[Problem to work on]:
Collect each line holding the string "responsible".

%%

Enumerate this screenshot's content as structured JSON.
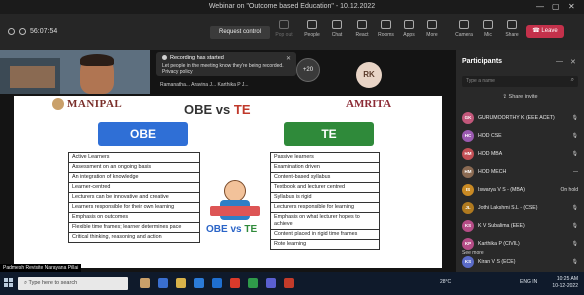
{
  "window": {
    "title": "Webinar on \"Outcome based Education\" - 10.12.2022",
    "controls": [
      "—",
      "▢",
      "✕"
    ]
  },
  "toolbar": {
    "timer": "56:07:54",
    "request_control": "Request control",
    "buttons": [
      {
        "label": "Pop out",
        "icon": "popout-icon",
        "enabled": false
      },
      {
        "label": "People",
        "icon": "people-icon",
        "enabled": true
      },
      {
        "label": "Chat",
        "icon": "chat-icon",
        "enabled": true
      },
      {
        "label": "React",
        "icon": "react-icon",
        "enabled": true
      },
      {
        "label": "Rooms",
        "icon": "rooms-icon",
        "enabled": true
      },
      {
        "label": "Apps",
        "icon": "apps-icon",
        "enabled": true
      },
      {
        "label": "More",
        "icon": "more-icon",
        "enabled": true
      },
      {
        "label": "Camera",
        "icon": "camera-icon",
        "enabled": true
      },
      {
        "label": "Mic",
        "icon": "mic-icon",
        "enabled": true
      },
      {
        "label": "Share",
        "icon": "share-icon",
        "enabled": true
      }
    ],
    "leave": "Leave"
  },
  "stage": {
    "recording_title": "Recording has started",
    "recording_body": "Let people in the meeting know they're being recorded. Privacy policy",
    "names_row": "Ramanatha...    Aravina J...    Karthika P J...",
    "more_count": "+20",
    "rk_initials": "RK",
    "presenter_name": "Padmesh Revisite Narayana Pillai"
  },
  "slide": {
    "logo_left": "MANIPAL",
    "logo_right": "AMRITA",
    "title_obe": "OBE",
    "title_vs": "vs",
    "title_te": "TE",
    "box_obe": "OBE",
    "box_te": "TE",
    "obe_list": [
      "Active Learners",
      "Assessment on an ongoing basis",
      "An integration of knowledge",
      "Learner-centred",
      "Lecturers can be innovative and creative",
      "Learners responsible for their own learning",
      "Emphasis on outcomes",
      "Flexible time frames; learner determines pace",
      "Critical thinking, reasoning and action"
    ],
    "te_list": [
      "Passive learners",
      "Examination driven",
      "Content-based syllabus",
      "Textbook and lecturer centred",
      "Syllabus is rigid",
      "Lecturers responsible for learning",
      "Emphasis on what lecturer hopes to achieve",
      "Content placed in rigid time frames",
      "Rote learning"
    ],
    "footer_obe": "OBE",
    "footer_vs": "vs",
    "footer_te": "TE"
  },
  "participants": {
    "header": "Participants",
    "search_placeholder": "Type a name",
    "share_invite": "Share invite",
    "list": [
      {
        "initials": "GK",
        "name": "GURUMOORTHY K (EEE ACET)",
        "status": "",
        "color": "#c2577a"
      },
      {
        "initials": "HC",
        "name": "HOD CSE",
        "status": "",
        "color": "#9a5ab0"
      },
      {
        "initials": "HM",
        "name": "HOD MBA",
        "status": "",
        "color": "#c24f55"
      },
      {
        "initials": "HM",
        "name": "HOD MECH",
        "status": "",
        "color": "#8a6a52"
      },
      {
        "initials": "IS",
        "name": "Iswarya V S - (MBA)",
        "status": "On hold",
        "color": "#c98a24"
      },
      {
        "initials": "JL",
        "name": "Jothi Lakshmi S.L - (CSE)",
        "status": "",
        "color": "#b07a1f"
      },
      {
        "initials": "KS",
        "name": "K V Subalima (EEE)",
        "status": "",
        "color": "#b54c86"
      },
      {
        "initials": "KP",
        "name": "Karthika P (CIVIL)",
        "status": "",
        "color": "#b54c86"
      },
      {
        "initials": "KS",
        "name": "Kiran V S (ECE)",
        "status": "",
        "color": "#5a6bc7"
      }
    ],
    "see_more": "See more"
  },
  "taskbar": {
    "search_placeholder": "Type here to search",
    "temperature": "28°C",
    "lang": "ENG\nIN",
    "time": "10:25 AM",
    "date": "10-12-2022"
  }
}
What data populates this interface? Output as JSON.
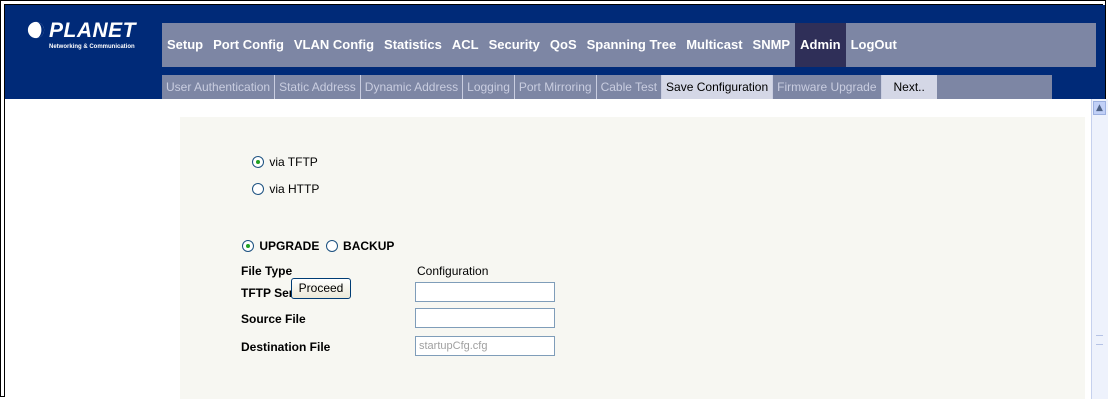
{
  "brand": {
    "name": "PLANET",
    "tagline": "Networking & Communication"
  },
  "main_nav": {
    "items": [
      {
        "label": "Setup"
      },
      {
        "label": "Port Config"
      },
      {
        "label": "VLAN Config"
      },
      {
        "label": "Statistics"
      },
      {
        "label": "ACL"
      },
      {
        "label": "Security"
      },
      {
        "label": "QoS"
      },
      {
        "label": "Spanning Tree"
      },
      {
        "label": "Multicast"
      },
      {
        "label": "SNMP"
      },
      {
        "label": "Admin"
      },
      {
        "label": "LogOut"
      }
    ],
    "active": "Admin"
  },
  "sub_nav": {
    "items": [
      {
        "label": "User Authentication"
      },
      {
        "label": "Static Address"
      },
      {
        "label": "Dynamic Address"
      },
      {
        "label": "Logging"
      },
      {
        "label": "Port Mirroring"
      },
      {
        "label": "Cable Test"
      },
      {
        "label": "Save Configuration"
      },
      {
        "label": "Firmware Upgrade"
      },
      {
        "label": "Next.."
      }
    ],
    "active": "Save Configuration"
  },
  "transfer": {
    "via_tftp": "via TFTP",
    "via_http": "via HTTP",
    "selected": "via TFTP"
  },
  "mode": {
    "upgrade": "UPGRADE",
    "backup": "BACKUP",
    "selected": "UPGRADE"
  },
  "form": {
    "file_type_label": "File Type",
    "file_type_value": "Configuration",
    "tftp_server_label": "TFTP Server",
    "tftp_server_value": "",
    "source_file_label": "Source File",
    "source_file_value": "",
    "destination_file_label": "Destination File",
    "destination_file_value": "startupCfg.cfg"
  },
  "actions": {
    "proceed": "Proceed"
  },
  "colors": {
    "header_bg": "#002a78",
    "nav_bg": "#7d86a4",
    "nav_active": "#2f2f58",
    "panel_bg": "#f7f7f2"
  }
}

%%

[Exercise solution]:
      "Learners responsible for their own learning",
      "Lecturers responsible for learning",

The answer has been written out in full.